• _What needs to be done_
Copy the records below exactly as they are written.

• _Input data_
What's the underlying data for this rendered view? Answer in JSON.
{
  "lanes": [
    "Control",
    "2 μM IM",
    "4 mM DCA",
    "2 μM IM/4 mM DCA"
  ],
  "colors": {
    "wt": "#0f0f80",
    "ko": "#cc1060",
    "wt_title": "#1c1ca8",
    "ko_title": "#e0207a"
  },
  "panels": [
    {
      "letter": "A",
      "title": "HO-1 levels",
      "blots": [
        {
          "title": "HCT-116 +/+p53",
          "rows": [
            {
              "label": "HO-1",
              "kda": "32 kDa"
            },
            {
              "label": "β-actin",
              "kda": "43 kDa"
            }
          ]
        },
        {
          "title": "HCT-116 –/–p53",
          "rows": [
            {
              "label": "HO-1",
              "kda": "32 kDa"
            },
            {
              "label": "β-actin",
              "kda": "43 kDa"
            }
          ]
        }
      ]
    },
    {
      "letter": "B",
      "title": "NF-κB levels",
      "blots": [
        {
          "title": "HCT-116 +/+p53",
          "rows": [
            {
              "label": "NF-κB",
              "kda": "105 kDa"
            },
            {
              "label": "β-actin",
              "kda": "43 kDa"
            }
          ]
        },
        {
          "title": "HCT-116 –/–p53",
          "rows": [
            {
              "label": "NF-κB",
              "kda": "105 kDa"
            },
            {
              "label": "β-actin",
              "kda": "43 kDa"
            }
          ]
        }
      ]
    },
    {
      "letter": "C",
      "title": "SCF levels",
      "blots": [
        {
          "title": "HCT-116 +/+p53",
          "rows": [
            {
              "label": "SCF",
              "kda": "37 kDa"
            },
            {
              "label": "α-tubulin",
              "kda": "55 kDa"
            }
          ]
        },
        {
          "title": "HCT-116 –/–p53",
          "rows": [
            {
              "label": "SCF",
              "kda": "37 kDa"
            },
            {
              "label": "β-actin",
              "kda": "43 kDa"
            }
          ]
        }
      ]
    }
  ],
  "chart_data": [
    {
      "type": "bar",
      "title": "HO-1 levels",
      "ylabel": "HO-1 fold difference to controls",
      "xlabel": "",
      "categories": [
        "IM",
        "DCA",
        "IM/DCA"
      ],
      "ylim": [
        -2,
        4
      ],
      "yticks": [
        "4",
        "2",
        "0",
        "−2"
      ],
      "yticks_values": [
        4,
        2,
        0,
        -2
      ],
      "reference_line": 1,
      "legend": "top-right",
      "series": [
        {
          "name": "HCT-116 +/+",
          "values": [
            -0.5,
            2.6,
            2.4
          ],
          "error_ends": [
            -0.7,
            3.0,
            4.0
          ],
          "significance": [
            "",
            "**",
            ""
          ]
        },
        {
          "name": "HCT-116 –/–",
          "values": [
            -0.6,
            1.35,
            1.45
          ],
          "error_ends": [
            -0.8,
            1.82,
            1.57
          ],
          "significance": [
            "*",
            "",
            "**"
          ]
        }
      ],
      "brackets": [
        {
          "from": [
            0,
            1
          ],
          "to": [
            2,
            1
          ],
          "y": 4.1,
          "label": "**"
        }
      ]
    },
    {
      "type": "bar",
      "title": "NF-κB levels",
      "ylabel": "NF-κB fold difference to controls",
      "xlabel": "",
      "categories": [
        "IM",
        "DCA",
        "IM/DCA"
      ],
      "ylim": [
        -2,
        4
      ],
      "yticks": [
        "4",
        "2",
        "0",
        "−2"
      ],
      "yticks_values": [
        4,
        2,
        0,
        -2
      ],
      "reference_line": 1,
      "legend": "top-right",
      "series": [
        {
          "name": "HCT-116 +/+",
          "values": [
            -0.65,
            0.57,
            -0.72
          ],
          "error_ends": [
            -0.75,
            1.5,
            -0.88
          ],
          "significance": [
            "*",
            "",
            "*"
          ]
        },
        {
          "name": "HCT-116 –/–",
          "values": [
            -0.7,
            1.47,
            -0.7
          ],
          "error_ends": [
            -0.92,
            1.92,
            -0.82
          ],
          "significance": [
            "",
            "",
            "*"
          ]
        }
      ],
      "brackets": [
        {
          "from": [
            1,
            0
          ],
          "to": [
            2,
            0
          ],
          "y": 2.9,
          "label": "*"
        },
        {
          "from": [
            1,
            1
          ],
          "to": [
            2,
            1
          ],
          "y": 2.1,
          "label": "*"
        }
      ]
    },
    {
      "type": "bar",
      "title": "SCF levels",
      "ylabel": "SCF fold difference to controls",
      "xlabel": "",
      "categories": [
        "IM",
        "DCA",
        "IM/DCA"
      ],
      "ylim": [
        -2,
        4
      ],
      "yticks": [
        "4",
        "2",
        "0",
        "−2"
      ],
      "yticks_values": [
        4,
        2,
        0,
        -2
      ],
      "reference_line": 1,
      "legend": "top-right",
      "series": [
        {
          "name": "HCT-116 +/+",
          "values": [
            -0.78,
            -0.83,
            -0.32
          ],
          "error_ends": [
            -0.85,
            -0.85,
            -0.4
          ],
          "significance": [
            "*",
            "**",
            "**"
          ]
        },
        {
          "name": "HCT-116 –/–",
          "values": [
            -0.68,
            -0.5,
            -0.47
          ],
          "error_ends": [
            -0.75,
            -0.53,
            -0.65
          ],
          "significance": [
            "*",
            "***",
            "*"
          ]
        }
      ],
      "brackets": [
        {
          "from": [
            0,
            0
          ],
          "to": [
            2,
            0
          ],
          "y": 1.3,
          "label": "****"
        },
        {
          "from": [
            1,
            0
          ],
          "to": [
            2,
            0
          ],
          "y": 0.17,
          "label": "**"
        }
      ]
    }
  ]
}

• _Result_
What's the underlying data for this rendered view? Answer in JSON.
{
  "lanes": [
    "Control",
    "2 μM IM",
    "4 mM DCA",
    "2 μM IM/4 mM DCA"
  ],
  "colors": {
    "wt": "#0f0f80",
    "ko": "#cc1060",
    "wt_title": "#1c1ca8",
    "ko_title": "#e0207a"
  },
  "panels": [
    {
      "letter": "A",
      "title": "HO-1 levels",
      "blots": [
        {
          "title": "HCT-116 +/+p53",
          "rows": [
            {
              "label": "HO-1",
              "kda": "32 kDa"
            },
            {
              "label": "β-actin",
              "kda": "43 kDa"
            }
          ]
        },
        {
          "title": "HCT-116 –/–p53",
          "rows": [
            {
              "label": "HO-1",
              "kda": "32 kDa"
            },
            {
              "label": "β-actin",
              "kda": "43 kDa"
            }
          ]
        }
      ]
    },
    {
      "letter": "B",
      "title": "NF-κB levels",
      "blots": [
        {
          "title": "HCT-116 +/+p53",
          "rows": [
            {
              "label": "NF-κB",
              "kda": "105 kDa"
            },
            {
              "label": "β-actin",
              "kda": "43 kDa"
            }
          ]
        },
        {
          "title": "HCT-116 –/–p53",
          "rows": [
            {
              "label": "NF-κB",
              "kda": "105 kDa"
            },
            {
              "label": "β-actin",
              "kda": "43 kDa"
            }
          ]
        }
      ]
    },
    {
      "letter": "C",
      "title": "SCF levels",
      "blots": [
        {
          "title": "HCT-116 +/+p53",
          "rows": [
            {
              "label": "SCF",
              "kda": "37 kDa"
            },
            {
              "label": "α-tubulin",
              "kda": "55 kDa"
            }
          ]
        },
        {
          "title": "HCT-116 –/–p53",
          "rows": [
            {
              "label": "SCF",
              "kda": "37 kDa"
            },
            {
              "label": "β-actin",
              "kda": "43 kDa"
            }
          ]
        }
      ]
    }
  ],
  "chart_data": [
    {
      "type": "bar",
      "title": "HO-1 levels",
      "ylabel": "HO-1 fold difference to controls",
      "xlabel": "",
      "categories": [
        "IM",
        "DCA",
        "IM/DCA"
      ],
      "ylim": [
        -2,
        4
      ],
      "yticks": [
        "4",
        "2",
        "0",
        "−2"
      ],
      "yticks_values": [
        4,
        2,
        0,
        -2
      ],
      "reference_line": 1,
      "legend": "top-right",
      "series": [
        {
          "name": "HCT-116 +/+",
          "values": [
            -0.5,
            2.6,
            2.4
          ],
          "error_ends": [
            -0.7,
            3.0,
            4.0
          ],
          "significance": [
            "",
            "**",
            ""
          ]
        },
        {
          "name": "HCT-116 –/–",
          "values": [
            -0.6,
            1.35,
            1.45
          ],
          "error_ends": [
            -0.8,
            1.82,
            1.57
          ],
          "significance": [
            "*",
            "",
            "**"
          ]
        }
      ],
      "brackets": [
        {
          "from": [
            0,
            1
          ],
          "to": [
            2,
            1
          ],
          "y": 4.1,
          "label": "**"
        }
      ]
    },
    {
      "type": "bar",
      "title": "NF-κB levels",
      "ylabel": "NF-κB fold difference to controls",
      "xlabel": "",
      "categories": [
        "IM",
        "DCA",
        "IM/DCA"
      ],
      "ylim": [
        -2,
        4
      ],
      "yticks": [
        "4",
        "2",
        "0",
        "−2"
      ],
      "yticks_values": [
        4,
        2,
        0,
        -2
      ],
      "reference_line": 1,
      "legend": "top-right",
      "series": [
        {
          "name": "HCT-116 +/+",
          "values": [
            -0.65,
            0.57,
            -0.72
          ],
          "error_ends": [
            -0.75,
            1.5,
            -0.88
          ],
          "significance": [
            "*",
            "",
            "*"
          ]
        },
        {
          "name": "HCT-116 –/–",
          "values": [
            -0.7,
            1.47,
            -0.7
          ],
          "error_ends": [
            -0.92,
            1.92,
            -0.82
          ],
          "significance": [
            "",
            "",
            "*"
          ]
        }
      ],
      "brackets": [
        {
          "from": [
            1,
            0
          ],
          "to": [
            2,
            0
          ],
          "y": 2.9,
          "label": "*"
        },
        {
          "from": [
            1,
            1
          ],
          "to": [
            2,
            1
          ],
          "y": 2.1,
          "label": "*"
        }
      ]
    },
    {
      "type": "bar",
      "title": "SCF levels",
      "ylabel": "SCF fold difference to controls",
      "xlabel": "",
      "categories": [
        "IM",
        "DCA",
        "IM/DCA"
      ],
      "ylim": [
        -2,
        4
      ],
      "yticks": [
        "4",
        "2",
        "0",
        "−2"
      ],
      "yticks_values": [
        4,
        2,
        0,
        -2
      ],
      "reference_line": 1,
      "legend": "top-right",
      "series": [
        {
          "name": "HCT-116 +/+",
          "values": [
            -0.78,
            -0.83,
            -0.32
          ],
          "error_ends": [
            -0.85,
            -0.85,
            -0.4
          ],
          "significance": [
            "*",
            "**",
            "**"
          ]
        },
        {
          "name": "HCT-116 –/–",
          "values": [
            -0.68,
            -0.5,
            -0.47
          ],
          "error_ends": [
            -0.75,
            -0.53,
            -0.65
          ],
          "significance": [
            "*",
            "***",
            "*"
          ]
        }
      ],
      "brackets": [
        {
          "from": [
            0,
            0
          ],
          "to": [
            2,
            0
          ],
          "y": 1.3,
          "label": "****"
        },
        {
          "from": [
            1,
            0
          ],
          "to": [
            2,
            0
          ],
          "y": 0.17,
          "label": "**"
        }
      ]
    }
  ]
}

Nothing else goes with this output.